■ Written request:
Find the lines that hold the word "background" and return them.

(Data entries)
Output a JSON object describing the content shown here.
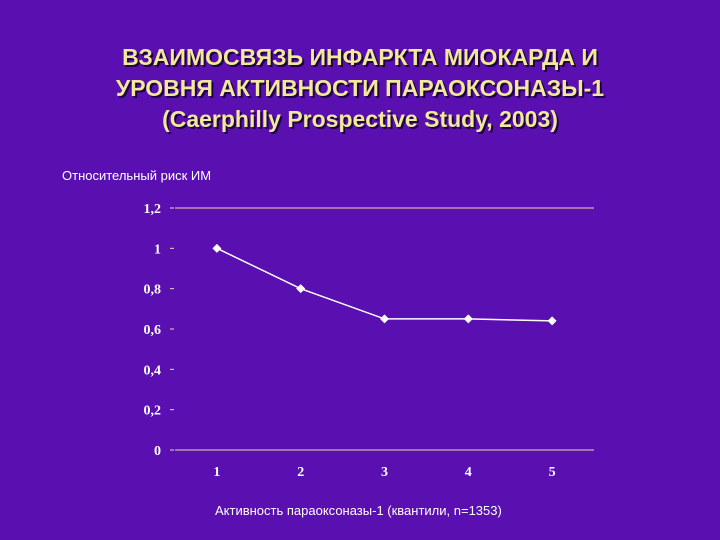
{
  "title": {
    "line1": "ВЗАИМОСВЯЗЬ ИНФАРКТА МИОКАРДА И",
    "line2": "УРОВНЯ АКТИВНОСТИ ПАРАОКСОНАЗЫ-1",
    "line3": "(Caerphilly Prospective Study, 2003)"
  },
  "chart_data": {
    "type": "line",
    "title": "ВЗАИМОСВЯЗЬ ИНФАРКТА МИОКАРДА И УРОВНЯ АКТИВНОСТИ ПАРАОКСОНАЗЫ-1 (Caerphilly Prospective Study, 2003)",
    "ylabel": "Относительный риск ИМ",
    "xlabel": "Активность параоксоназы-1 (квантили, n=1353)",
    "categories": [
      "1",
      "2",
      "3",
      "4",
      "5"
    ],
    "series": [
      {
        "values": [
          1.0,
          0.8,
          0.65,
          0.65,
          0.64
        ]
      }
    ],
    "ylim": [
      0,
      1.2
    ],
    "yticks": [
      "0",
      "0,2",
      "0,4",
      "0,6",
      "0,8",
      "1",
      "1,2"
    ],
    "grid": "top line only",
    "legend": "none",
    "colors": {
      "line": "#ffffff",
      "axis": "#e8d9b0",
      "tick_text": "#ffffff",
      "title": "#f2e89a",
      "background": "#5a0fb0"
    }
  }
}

--

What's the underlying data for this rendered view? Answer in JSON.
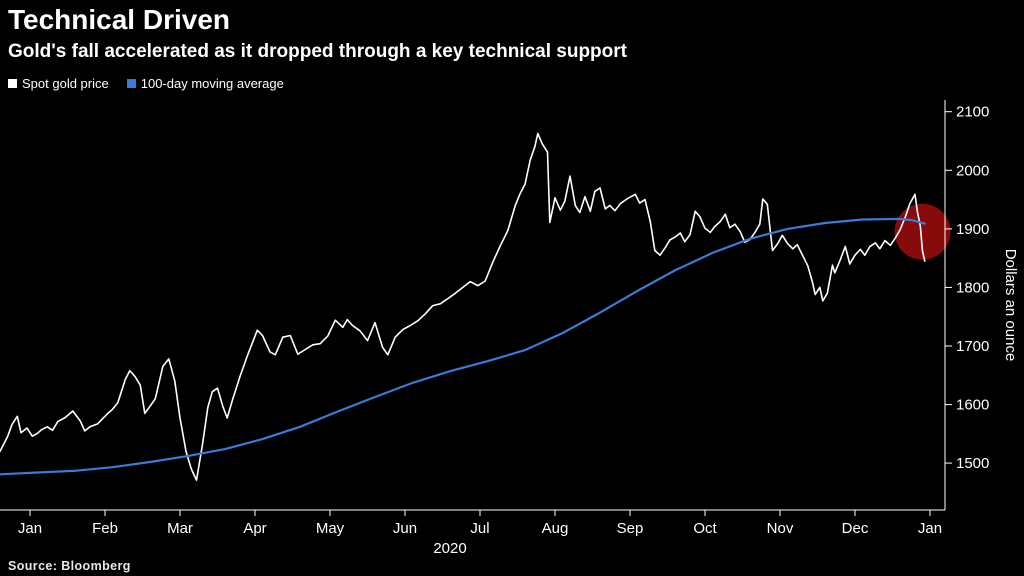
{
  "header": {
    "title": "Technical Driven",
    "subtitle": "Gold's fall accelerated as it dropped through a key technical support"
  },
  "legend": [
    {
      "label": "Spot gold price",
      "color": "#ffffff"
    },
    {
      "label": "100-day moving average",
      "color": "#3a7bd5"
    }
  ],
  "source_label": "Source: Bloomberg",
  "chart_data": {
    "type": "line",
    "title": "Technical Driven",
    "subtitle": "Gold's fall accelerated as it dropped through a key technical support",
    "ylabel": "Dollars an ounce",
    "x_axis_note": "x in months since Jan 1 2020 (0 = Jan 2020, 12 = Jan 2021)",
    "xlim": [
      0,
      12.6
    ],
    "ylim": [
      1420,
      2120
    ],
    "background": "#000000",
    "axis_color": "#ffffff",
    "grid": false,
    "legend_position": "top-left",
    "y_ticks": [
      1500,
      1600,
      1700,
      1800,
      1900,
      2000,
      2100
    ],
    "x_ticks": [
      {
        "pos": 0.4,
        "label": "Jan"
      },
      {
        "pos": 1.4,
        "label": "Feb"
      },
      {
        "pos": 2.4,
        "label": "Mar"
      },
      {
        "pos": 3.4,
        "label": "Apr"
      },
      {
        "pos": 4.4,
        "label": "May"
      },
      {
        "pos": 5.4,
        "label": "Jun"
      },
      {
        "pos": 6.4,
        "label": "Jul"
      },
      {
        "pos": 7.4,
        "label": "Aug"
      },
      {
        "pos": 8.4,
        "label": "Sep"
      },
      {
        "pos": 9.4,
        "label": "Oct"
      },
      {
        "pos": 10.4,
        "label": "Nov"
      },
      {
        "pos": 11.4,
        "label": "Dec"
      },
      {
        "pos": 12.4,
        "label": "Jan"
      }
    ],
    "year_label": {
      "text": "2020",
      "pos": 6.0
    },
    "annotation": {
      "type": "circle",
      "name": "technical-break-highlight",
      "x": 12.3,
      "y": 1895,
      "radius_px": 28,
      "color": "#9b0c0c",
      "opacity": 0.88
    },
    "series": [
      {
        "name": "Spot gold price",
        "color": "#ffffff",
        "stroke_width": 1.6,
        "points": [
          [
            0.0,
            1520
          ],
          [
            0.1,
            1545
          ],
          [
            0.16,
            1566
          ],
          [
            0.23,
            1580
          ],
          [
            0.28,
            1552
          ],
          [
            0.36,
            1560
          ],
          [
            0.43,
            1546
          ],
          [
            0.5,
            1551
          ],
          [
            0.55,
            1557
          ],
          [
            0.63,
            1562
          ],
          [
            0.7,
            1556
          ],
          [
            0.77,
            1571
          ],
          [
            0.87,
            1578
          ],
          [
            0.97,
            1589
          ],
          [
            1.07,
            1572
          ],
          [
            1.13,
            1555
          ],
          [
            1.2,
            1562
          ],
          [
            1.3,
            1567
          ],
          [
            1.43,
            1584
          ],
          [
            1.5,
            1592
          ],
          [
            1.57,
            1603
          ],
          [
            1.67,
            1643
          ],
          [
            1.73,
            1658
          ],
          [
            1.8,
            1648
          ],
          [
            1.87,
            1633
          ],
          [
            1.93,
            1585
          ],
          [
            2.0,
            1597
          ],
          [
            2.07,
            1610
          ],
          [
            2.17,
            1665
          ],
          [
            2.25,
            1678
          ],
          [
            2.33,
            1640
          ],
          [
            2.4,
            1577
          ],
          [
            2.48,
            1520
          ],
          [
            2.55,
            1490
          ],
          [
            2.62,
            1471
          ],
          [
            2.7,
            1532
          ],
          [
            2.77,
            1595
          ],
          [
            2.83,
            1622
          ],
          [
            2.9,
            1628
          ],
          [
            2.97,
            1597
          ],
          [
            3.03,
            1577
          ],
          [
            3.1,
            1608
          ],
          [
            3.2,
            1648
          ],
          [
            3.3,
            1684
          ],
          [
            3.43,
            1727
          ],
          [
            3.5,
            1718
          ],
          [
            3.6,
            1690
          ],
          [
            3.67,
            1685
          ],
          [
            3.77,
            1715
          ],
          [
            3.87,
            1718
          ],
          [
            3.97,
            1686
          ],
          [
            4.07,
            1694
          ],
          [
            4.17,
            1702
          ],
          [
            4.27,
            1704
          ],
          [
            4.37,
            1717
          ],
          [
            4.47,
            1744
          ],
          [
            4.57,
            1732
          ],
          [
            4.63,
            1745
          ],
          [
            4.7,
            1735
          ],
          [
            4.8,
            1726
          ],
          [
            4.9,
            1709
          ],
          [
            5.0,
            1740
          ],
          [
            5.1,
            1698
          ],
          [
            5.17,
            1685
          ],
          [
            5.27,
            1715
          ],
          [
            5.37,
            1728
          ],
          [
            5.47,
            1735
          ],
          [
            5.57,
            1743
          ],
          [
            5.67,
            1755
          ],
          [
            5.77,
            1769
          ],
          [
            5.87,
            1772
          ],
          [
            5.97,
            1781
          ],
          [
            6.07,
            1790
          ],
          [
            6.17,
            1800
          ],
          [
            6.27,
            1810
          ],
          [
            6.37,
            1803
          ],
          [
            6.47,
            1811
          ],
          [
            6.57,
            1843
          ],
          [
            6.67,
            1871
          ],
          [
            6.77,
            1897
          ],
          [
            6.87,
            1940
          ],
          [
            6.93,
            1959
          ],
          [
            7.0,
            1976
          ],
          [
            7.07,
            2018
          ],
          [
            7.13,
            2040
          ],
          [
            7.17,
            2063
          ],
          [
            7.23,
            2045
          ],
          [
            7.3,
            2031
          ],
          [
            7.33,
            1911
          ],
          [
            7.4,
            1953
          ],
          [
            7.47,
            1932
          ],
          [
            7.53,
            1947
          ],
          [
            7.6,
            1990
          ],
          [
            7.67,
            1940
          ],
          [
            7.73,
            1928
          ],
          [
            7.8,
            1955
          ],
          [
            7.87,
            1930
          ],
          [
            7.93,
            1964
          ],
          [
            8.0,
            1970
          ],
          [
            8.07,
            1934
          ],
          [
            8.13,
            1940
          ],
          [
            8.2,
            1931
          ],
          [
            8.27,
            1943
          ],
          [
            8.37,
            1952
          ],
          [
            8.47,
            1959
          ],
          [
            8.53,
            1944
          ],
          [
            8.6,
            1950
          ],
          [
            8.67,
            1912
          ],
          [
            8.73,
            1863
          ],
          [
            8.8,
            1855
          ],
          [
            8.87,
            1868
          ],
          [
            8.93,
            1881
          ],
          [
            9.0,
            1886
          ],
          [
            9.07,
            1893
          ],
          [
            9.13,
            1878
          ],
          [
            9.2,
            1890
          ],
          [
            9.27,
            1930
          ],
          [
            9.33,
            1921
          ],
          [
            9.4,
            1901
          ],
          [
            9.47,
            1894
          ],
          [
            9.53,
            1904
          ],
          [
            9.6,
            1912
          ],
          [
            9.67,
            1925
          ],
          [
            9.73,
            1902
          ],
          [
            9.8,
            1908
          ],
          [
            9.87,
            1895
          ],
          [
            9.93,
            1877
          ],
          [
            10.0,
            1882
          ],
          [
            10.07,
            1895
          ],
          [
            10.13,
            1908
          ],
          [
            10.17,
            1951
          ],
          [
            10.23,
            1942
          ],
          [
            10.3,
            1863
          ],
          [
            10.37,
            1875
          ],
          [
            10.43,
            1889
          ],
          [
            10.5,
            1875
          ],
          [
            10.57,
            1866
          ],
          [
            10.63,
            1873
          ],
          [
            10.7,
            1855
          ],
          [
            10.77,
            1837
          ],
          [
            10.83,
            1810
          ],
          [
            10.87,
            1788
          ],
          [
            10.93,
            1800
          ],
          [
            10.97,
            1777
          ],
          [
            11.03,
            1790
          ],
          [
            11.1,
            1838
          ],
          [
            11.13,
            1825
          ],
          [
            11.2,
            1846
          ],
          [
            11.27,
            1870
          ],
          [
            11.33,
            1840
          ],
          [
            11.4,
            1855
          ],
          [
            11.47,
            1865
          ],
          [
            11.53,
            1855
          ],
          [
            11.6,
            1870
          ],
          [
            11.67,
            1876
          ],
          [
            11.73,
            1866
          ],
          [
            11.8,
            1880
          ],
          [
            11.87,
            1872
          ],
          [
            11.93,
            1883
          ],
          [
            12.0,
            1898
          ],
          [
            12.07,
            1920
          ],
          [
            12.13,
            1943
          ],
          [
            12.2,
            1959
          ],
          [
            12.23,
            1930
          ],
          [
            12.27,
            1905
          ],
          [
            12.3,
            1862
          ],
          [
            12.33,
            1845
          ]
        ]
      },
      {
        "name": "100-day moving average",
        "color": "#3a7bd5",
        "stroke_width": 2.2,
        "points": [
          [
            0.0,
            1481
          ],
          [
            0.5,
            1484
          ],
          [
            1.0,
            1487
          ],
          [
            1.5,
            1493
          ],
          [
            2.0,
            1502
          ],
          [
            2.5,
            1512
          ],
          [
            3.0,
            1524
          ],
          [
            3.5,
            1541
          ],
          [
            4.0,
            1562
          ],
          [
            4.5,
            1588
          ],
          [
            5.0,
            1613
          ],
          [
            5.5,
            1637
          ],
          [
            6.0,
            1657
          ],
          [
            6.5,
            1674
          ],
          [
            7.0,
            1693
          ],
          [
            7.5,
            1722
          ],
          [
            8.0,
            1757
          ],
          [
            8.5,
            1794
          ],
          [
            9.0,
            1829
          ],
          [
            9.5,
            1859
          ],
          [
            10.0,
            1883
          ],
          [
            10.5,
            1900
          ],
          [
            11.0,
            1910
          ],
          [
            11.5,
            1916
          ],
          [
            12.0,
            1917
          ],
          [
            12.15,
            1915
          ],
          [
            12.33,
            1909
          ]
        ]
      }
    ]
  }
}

* * *

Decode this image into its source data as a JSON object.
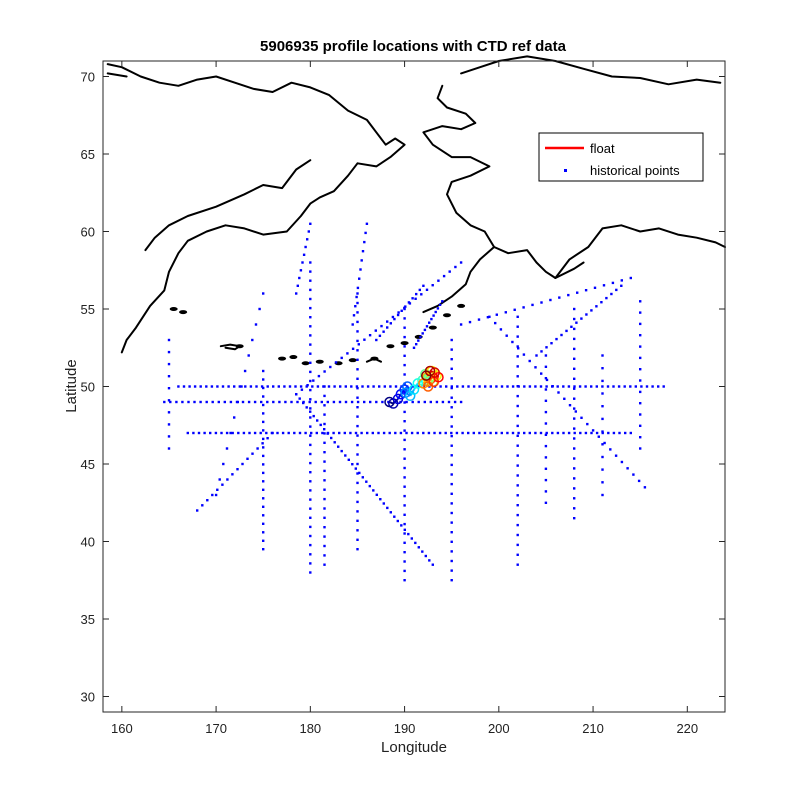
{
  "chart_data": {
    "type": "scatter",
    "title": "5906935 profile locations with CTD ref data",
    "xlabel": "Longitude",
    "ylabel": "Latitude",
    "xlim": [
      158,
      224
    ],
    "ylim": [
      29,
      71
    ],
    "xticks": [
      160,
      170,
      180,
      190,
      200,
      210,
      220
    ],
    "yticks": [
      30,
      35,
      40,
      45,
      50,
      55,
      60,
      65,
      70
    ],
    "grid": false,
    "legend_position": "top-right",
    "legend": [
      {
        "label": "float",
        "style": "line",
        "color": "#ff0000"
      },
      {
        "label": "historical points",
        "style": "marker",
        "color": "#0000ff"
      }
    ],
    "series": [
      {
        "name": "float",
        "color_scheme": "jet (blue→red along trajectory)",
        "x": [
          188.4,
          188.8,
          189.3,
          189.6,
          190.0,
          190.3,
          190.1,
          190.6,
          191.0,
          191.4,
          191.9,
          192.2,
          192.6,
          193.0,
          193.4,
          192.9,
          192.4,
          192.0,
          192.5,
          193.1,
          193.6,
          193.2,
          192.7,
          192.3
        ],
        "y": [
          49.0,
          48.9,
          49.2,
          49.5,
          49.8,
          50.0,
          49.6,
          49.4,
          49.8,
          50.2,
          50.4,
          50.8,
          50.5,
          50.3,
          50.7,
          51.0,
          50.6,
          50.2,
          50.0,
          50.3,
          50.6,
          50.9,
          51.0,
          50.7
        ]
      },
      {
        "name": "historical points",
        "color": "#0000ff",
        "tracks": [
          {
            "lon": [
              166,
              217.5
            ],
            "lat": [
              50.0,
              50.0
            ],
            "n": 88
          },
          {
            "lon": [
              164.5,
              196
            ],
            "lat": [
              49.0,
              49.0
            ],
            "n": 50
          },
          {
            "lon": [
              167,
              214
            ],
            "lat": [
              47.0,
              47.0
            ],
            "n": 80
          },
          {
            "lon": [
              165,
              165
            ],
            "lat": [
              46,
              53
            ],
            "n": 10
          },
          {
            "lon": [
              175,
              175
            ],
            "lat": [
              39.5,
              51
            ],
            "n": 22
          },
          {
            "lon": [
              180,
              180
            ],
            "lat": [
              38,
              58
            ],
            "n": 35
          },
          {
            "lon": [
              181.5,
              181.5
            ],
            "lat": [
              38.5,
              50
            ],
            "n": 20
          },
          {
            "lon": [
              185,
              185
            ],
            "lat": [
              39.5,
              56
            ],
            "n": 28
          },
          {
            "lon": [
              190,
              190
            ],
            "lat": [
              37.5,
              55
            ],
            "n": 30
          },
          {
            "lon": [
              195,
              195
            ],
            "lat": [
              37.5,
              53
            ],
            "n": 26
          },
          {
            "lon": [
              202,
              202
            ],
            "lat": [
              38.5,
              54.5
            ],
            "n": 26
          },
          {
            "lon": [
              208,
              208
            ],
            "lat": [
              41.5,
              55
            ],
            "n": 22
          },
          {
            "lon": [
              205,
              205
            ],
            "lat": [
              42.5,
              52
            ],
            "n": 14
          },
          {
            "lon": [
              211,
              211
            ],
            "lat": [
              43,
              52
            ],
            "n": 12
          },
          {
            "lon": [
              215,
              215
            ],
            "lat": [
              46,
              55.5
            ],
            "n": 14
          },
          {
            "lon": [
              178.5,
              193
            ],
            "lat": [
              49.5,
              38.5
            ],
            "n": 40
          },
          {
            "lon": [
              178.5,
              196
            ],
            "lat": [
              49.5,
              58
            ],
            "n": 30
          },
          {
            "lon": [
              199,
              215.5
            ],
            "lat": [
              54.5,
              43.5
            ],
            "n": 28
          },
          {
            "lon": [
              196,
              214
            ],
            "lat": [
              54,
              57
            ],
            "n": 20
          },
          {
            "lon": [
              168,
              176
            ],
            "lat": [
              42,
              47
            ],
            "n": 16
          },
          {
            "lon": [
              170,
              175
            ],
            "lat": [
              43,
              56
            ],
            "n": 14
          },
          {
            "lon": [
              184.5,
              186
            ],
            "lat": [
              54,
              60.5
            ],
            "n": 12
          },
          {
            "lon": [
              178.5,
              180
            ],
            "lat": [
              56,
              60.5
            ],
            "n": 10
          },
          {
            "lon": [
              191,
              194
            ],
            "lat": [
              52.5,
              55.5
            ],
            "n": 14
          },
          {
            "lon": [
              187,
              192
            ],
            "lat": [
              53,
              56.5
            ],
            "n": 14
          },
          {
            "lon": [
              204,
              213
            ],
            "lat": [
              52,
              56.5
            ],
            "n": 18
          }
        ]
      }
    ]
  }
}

■ Complete response:
      "background": "#5a0fb0"
    "background": "#000000",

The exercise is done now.